Every entry should be repeated exactly. Omit the pictures.

┌─ THE INPUT

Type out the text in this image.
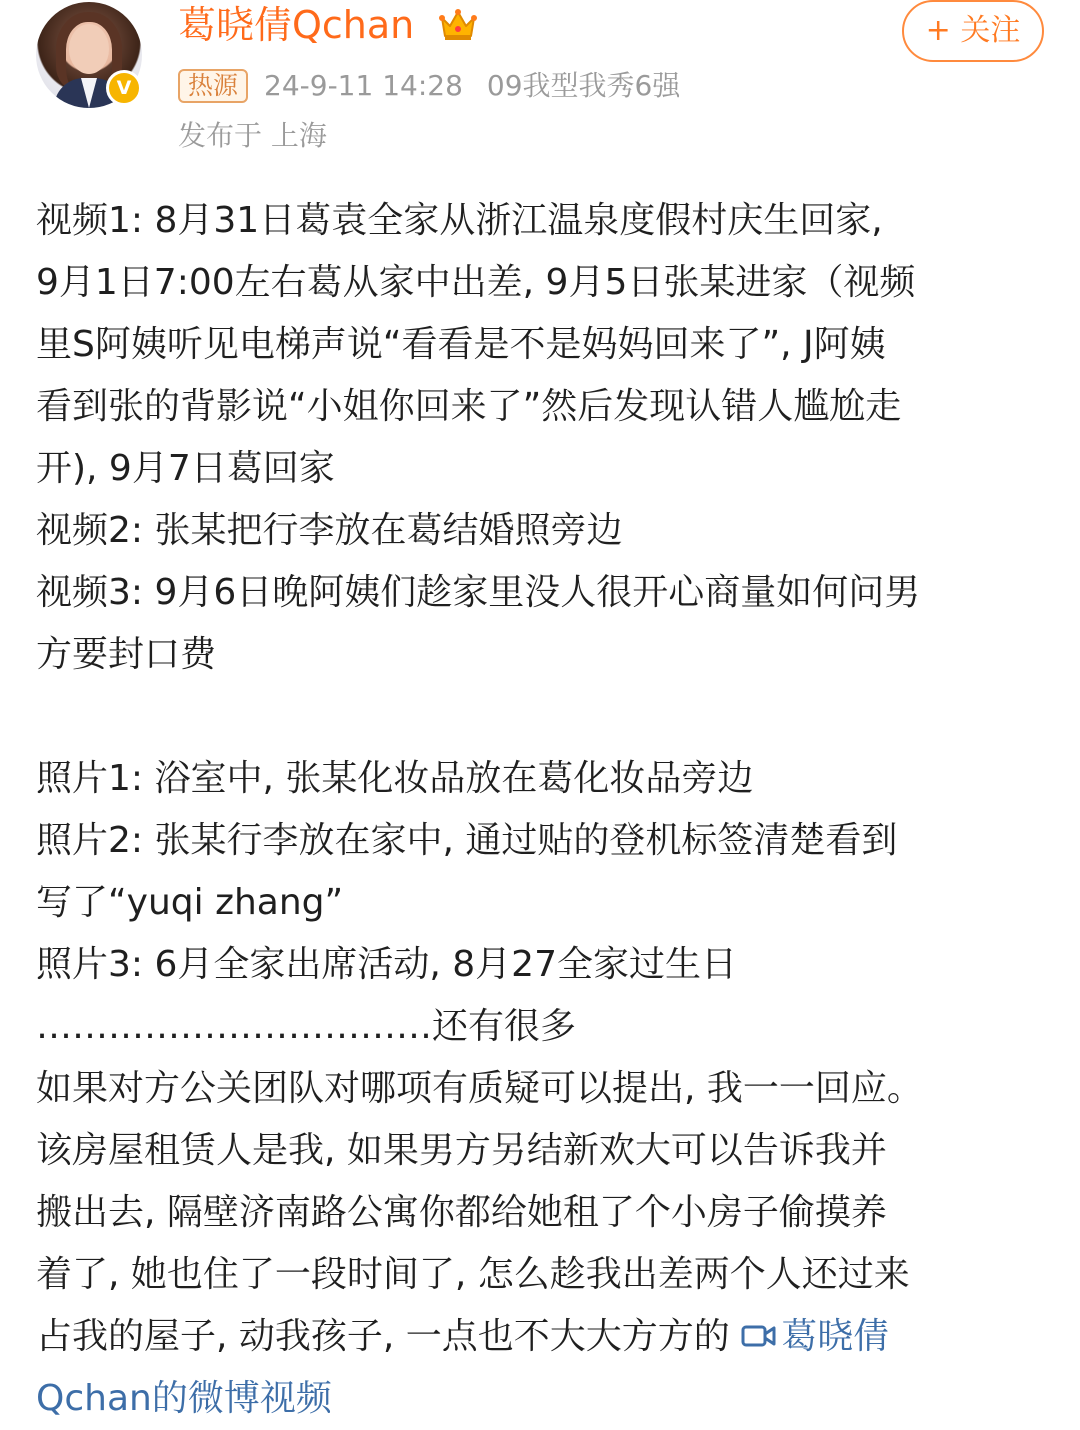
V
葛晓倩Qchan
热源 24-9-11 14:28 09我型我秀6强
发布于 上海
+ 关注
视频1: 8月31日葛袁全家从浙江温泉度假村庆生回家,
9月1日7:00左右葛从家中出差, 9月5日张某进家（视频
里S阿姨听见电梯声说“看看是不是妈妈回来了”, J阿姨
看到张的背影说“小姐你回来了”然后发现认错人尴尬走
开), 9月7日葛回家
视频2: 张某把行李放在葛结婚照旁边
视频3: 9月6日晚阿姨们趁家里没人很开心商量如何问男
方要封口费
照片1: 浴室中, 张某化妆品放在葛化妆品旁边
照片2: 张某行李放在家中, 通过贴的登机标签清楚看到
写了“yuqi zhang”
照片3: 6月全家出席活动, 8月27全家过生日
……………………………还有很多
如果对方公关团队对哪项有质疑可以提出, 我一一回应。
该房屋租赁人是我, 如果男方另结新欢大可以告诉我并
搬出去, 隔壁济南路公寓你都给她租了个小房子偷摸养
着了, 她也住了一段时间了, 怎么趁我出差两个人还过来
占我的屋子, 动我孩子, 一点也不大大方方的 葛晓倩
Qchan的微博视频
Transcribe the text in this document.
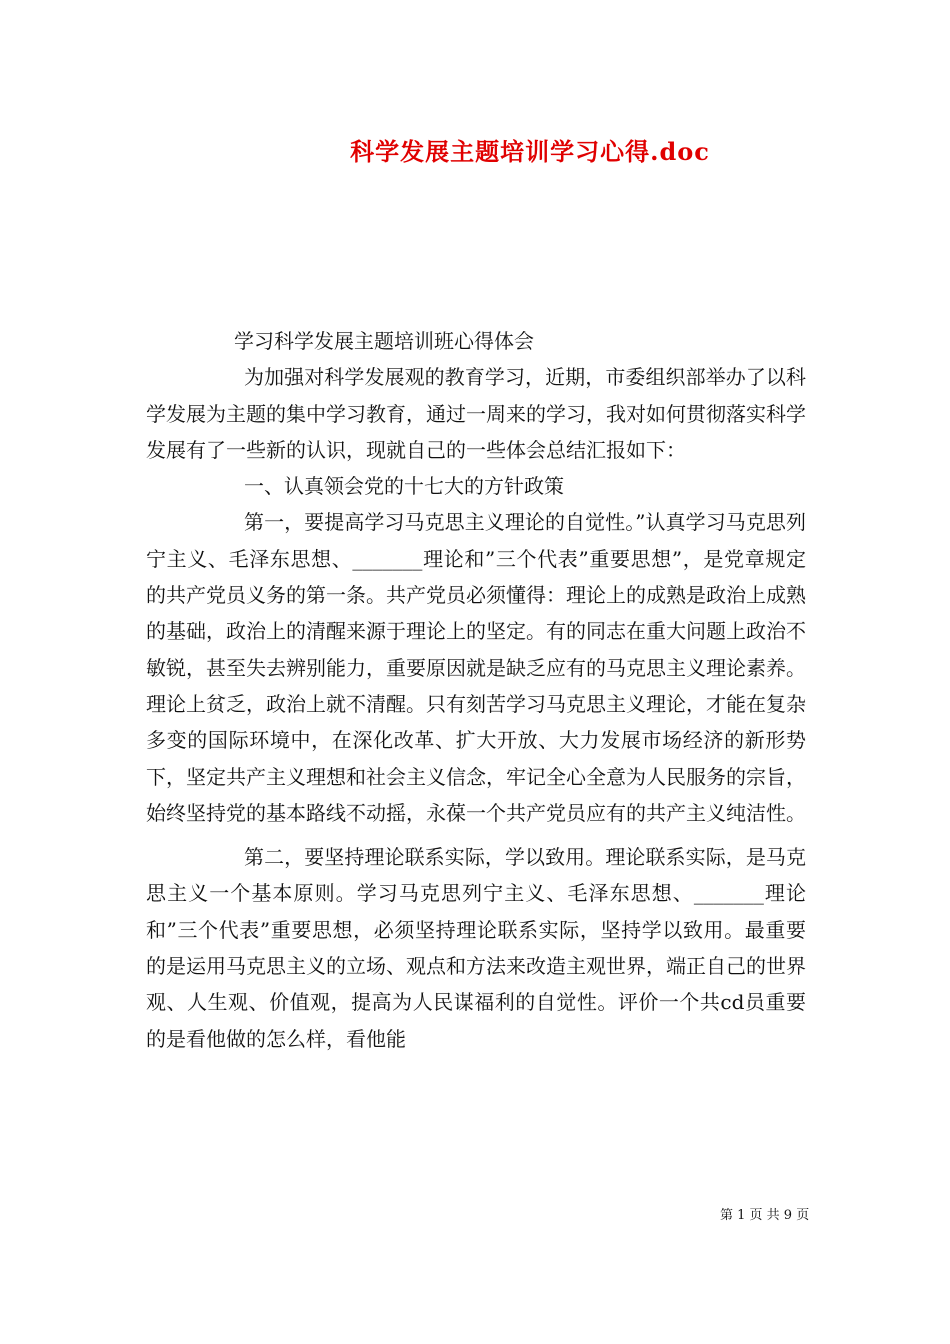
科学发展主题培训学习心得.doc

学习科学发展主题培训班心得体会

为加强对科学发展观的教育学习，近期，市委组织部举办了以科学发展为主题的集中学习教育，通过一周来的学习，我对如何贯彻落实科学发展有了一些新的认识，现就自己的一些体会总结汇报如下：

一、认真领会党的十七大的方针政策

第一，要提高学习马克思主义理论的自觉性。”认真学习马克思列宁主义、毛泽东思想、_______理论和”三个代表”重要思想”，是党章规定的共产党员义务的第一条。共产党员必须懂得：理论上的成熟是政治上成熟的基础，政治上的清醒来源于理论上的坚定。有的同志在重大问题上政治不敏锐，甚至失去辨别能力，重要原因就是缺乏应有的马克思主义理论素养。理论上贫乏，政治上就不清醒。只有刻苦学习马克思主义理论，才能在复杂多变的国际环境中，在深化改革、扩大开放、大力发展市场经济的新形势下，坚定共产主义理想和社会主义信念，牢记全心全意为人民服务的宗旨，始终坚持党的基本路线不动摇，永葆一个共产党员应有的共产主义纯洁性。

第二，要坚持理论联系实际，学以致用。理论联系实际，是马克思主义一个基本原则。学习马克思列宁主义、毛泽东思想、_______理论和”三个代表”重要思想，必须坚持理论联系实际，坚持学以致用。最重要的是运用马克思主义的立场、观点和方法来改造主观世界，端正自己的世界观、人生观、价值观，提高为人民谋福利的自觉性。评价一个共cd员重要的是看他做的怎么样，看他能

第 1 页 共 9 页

└─

**EXPECTED OUTPUT:**
Type out the text in this image.
V
葛晓倩Qchan
热源 24-9-11 14:28 09我型我秀6强
发布于 上海
+ 关注
视频1: 8月31日葛袁全家从浙江温泉度假村庆生回家,
9月1日7:00左右葛从家中出差, 9月5日张某进家（视频
里S阿姨听见电梯声说“看看是不是妈妈回来了”, J阿姨
看到张的背影说“小姐你回来了”然后发现认错人尴尬走
开), 9月7日葛回家
视频2: 张某把行李放在葛结婚照旁边
视频3: 9月6日晚阿姨们趁家里没人很开心商量如何问男
方要封口费
照片1: 浴室中, 张某化妆品放在葛化妆品旁边
照片2: 张某行李放在家中, 通过贴的登机标签清楚看到
写了“yuqi zhang”
照片3: 6月全家出席活动, 8月27全家过生日
……………………………还有很多
如果对方公关团队对哪项有质疑可以提出, 我一一回应。
该房屋租赁人是我, 如果男方另结新欢大可以告诉我并
搬出去, 隔壁济南路公寓你都给她租了个小房子偷摸养
着了, 她也住了一段时间了, 怎么趁我出差两个人还过来
占我的屋子, 动我孩子, 一点也不大大方方的 葛晓倩
Qchan的微博视频
Transcribe the text in this document.
科学发展主题培训学习心得.doc

学习科学发展主题培训班心得体会

为加强对科学发展观的教育学习，近期，市委组织部举办了以科学发展为主题的集中学习教育，通过一周来的学习，我对如何贯彻落实科学发展有了一些新的认识，现就自己的一些体会总结汇报如下：

一、认真领会党的十七大的方针政策

第一，要提高学习马克思主义理论的自觉性。”认真学习马克思列宁主义、毛泽东思想、_______理论和”三个代表”重要思想”，是党章规定的共产党员义务的第一条。共产党员必须懂得：理论上的成熟是政治上成熟的基础，政治上的清醒来源于理论上的坚定。有的同志在重大问题上政治不敏锐，甚至失去辨别能力，重要原因就是缺乏应有的马克思主义理论素养。理论上贫乏，政治上就不清醒。只有刻苦学习马克思主义理论，才能在复杂多变的国际环境中，在深化改革、扩大开放、大力发展市场经济的新形势下，坚定共产主义理想和社会主义信念，牢记全心全意为人民服务的宗旨，始终坚持党的基本路线不动摇，永葆一个共产党员应有的共产主义纯洁性。

第二，要坚持理论联系实际，学以致用。理论联系实际，是马克思主义一个基本原则。学习马克思列宁主义、毛泽东思想、_______理论和”三个代表”重要思想，必须坚持理论联系实际，坚持学以致用。最重要的是运用马克思主义的立场、观点和方法来改造主观世界，端正自己的世界观、人生观、价值观，提高为人民谋福利的自觉性。评价一个共cd员重要的是看他做的怎么样，看他能

第 1 页 共 9 页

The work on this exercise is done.